* _Texte fourni_:

#####

La cohérence du Bloc
« Convergence was formed as a broad group with help from IRI [International Republican Institute, un groupe basé à Washington]... it also includes former backers of the hated Duvalier family dictatorship and of the military officers who overthrew Aristide in 1991... The most determined of these men... express their desire to see the U.S. military intervene once again... to get rid of Aristide and rebuild the disbanded Haitian army... the CIA should train and equip Haitian officers exiled in the neighboring Dominican Republic so they could stage a comeback themselves» (Washington Post, February 2, 2001).
Incredibly, this is exactly what happened 3 years later, in February 2004 ! A group of thugs trained and equipped by the CIA, led by Guy Philippe and Louis-Jodel Chamblain, crossed the Haiti - Dominican Republic border and prepared the way for U.S. Marines to enter the Haitian President's residence and complete the regime change, discussed and planned years in advance.
All the while the Canadian Armed Forces secured the Toussaint Louverture Airport to facilitate the U.S. Marines' dirty work.
Abandon this Neocolonial Adventure!, Jean St.Vil, 24 décembre 2005
Le Bloc Québécois serait anti-colonialiste pour les québécois, mais colonialiste pour les haïtiens? Yves Engler écrit:
[...] supposedly "left-wing" groups based in Quebec share a political analysis with U.S. Secretary of State Condoleezza Rice. While the Bloc asks questions about CIA "torture" planes landing in Canada, the separatist party criticizes the NDP for using the word "removal" to describe what happened on Feb. 29, 2004 to Haiti's elected President Jean-Bertrand Aristide.On pourrait demander à Yves Engler quelle est la cohérence d'un lobby anti-colonialiste oeuvrant in english only à Montréal. Ceci dit, sa position est correcte et aux prochaines élections je voterai spécifiquement pour May Chiu, et non pour le Bloc.
In a recent meeting of the Standing Committee on Foreign Affairs and International Trade, Bloc MP Pierre Paquette insisted the NDP's Alexa McDonough use the word "departure" instead. This is also the position of Minister of Foreign Affairs Pierre Pettigrew and U.S. President George W. Bush. Removal is the word preferred by Haiti's neighbours in the Caribbean community (Caricom) and the African Union. Both organizations have called or inquiries into Aristide's ouster and have refused to recognize the interim government.

#####

* _Données enregistrées_:
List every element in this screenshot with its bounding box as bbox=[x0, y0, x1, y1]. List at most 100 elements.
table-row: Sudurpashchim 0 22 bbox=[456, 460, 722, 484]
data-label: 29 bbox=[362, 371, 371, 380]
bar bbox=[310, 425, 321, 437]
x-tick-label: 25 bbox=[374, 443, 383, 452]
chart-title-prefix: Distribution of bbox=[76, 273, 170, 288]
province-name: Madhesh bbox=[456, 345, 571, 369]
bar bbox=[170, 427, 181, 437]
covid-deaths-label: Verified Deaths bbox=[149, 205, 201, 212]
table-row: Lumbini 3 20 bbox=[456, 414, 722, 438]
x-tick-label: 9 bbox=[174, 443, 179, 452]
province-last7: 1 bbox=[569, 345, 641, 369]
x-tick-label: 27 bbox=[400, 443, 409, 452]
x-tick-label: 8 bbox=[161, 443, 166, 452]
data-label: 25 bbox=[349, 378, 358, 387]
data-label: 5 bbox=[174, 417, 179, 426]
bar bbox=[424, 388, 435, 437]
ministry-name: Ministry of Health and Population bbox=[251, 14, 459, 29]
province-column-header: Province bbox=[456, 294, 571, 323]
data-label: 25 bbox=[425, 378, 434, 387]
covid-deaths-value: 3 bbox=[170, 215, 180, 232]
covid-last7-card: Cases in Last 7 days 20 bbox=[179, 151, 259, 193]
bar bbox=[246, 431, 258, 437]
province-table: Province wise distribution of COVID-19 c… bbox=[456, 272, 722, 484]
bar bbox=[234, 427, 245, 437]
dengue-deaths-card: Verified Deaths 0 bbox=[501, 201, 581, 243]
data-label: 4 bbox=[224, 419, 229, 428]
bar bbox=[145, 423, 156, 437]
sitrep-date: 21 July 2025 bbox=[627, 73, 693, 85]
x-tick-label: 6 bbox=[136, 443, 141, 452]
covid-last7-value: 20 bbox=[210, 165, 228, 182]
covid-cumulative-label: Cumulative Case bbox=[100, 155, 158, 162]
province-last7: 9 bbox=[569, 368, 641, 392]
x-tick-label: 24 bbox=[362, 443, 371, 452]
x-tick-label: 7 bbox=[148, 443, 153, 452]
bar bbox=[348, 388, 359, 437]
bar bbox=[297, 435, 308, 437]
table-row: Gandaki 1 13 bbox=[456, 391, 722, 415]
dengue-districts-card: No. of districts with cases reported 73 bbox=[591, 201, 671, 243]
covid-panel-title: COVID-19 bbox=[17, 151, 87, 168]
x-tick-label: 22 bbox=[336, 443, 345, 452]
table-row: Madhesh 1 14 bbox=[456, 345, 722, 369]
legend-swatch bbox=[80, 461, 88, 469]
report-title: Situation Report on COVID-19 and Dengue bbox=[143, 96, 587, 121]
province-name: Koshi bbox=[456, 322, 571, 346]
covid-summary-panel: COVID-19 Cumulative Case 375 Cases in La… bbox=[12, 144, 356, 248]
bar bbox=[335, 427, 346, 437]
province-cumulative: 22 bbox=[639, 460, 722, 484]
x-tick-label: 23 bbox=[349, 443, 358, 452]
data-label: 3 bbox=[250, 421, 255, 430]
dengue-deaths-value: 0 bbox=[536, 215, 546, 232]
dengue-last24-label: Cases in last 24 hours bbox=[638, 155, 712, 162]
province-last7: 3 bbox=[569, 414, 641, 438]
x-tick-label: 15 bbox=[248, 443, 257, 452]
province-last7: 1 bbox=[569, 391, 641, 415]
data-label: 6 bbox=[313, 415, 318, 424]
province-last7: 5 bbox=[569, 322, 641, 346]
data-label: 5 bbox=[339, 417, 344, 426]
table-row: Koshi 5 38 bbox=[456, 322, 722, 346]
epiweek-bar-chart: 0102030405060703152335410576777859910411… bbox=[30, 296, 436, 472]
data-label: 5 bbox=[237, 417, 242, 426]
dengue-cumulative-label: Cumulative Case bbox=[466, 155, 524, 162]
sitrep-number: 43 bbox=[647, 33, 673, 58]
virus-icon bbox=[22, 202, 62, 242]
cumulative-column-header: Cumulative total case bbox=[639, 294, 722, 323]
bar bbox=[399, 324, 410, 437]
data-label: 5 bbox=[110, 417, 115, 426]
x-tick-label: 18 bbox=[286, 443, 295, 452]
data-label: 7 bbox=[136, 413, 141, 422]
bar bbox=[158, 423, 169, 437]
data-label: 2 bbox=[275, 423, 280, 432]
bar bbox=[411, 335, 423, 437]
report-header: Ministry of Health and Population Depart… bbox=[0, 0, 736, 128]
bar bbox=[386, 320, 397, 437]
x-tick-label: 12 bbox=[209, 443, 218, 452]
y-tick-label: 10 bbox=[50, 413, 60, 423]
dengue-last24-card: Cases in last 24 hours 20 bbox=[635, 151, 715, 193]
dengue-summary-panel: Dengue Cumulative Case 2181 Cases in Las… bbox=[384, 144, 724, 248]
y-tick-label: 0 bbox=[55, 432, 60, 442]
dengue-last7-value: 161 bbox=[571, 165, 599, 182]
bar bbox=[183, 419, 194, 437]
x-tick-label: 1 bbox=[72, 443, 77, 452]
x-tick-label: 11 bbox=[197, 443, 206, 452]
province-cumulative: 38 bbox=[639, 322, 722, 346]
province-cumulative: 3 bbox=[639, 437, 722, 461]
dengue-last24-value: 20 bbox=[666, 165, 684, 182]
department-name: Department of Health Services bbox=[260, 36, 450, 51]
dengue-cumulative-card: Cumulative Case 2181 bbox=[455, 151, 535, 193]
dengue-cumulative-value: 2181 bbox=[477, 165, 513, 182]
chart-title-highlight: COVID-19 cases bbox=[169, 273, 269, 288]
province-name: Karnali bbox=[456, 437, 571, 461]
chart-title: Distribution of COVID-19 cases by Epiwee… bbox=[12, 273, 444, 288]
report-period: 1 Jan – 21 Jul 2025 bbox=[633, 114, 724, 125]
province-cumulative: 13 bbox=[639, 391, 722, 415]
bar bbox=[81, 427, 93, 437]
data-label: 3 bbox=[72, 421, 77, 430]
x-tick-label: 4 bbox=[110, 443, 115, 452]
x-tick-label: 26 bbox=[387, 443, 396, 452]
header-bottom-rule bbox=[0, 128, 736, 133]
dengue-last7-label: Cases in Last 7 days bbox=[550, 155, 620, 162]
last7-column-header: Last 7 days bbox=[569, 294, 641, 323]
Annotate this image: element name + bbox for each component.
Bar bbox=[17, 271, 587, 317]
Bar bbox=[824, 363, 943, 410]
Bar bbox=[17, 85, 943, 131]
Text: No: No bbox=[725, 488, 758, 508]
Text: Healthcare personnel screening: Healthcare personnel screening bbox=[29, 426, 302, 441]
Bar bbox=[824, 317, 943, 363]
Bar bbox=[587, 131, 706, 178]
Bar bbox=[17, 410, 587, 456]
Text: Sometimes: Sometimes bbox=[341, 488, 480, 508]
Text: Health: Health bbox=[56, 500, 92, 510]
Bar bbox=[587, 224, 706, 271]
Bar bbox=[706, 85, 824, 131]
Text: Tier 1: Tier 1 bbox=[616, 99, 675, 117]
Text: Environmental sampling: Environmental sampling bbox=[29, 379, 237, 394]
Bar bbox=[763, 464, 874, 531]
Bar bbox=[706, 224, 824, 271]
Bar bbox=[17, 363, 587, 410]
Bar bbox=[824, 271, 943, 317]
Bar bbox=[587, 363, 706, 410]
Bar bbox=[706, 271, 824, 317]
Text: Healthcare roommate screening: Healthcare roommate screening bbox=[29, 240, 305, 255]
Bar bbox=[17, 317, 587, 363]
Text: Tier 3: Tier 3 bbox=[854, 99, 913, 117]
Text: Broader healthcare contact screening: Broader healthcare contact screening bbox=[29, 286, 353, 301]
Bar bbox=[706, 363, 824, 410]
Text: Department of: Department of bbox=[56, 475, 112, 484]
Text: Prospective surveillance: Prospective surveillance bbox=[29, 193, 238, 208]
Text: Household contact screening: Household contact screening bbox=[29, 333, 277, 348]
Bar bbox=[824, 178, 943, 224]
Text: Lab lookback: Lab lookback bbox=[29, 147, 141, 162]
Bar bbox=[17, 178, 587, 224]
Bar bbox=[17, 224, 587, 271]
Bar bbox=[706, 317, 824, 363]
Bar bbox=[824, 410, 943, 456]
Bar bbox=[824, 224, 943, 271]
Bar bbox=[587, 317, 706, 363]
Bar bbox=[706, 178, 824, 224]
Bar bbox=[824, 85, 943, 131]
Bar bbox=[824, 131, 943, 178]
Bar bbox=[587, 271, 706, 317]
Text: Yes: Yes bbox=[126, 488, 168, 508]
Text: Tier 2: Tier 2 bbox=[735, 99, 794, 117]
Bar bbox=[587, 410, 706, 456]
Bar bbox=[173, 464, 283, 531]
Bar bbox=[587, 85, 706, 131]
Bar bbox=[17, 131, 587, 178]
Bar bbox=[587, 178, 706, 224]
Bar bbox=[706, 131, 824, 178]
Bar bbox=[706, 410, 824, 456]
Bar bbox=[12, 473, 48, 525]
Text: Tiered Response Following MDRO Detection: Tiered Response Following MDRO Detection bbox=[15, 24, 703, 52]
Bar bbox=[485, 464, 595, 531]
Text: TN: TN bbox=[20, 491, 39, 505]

#####

* _Série d'exercices_:
a) Veuillez extraire du texte fourni le passage compris entre « In a recent » et « the interim government. », ces deux bornes incluses.
b) Relevez tous les noms de personnes présents dans le dernier paragraphe du texte fourni, celui qui commence par « In a recent meeting ».

* _Corrigé de l'exercice_:
a)
In a recent meeting of the Standing Committee on Foreign Affairs and International Trade, Bloc MP Pierre Paquette insisted the NDP's Alexa McDonough use the word "departure" instead. This is also the position of Minister of Foreign Affairs Pierre Pettigrew and U.S. President George W. Bush. Removal is the word preferred by Haiti's neighbours in the Caribbean community (Caricom) and the African Union. Both organizations have called or inquiries into Aristide's ouster and have refused to recognize the interim government.

b)
- Pierre Paquette
- Alexa McDonough
- Pierre Pettigrew
- George W. Bush
- Aristide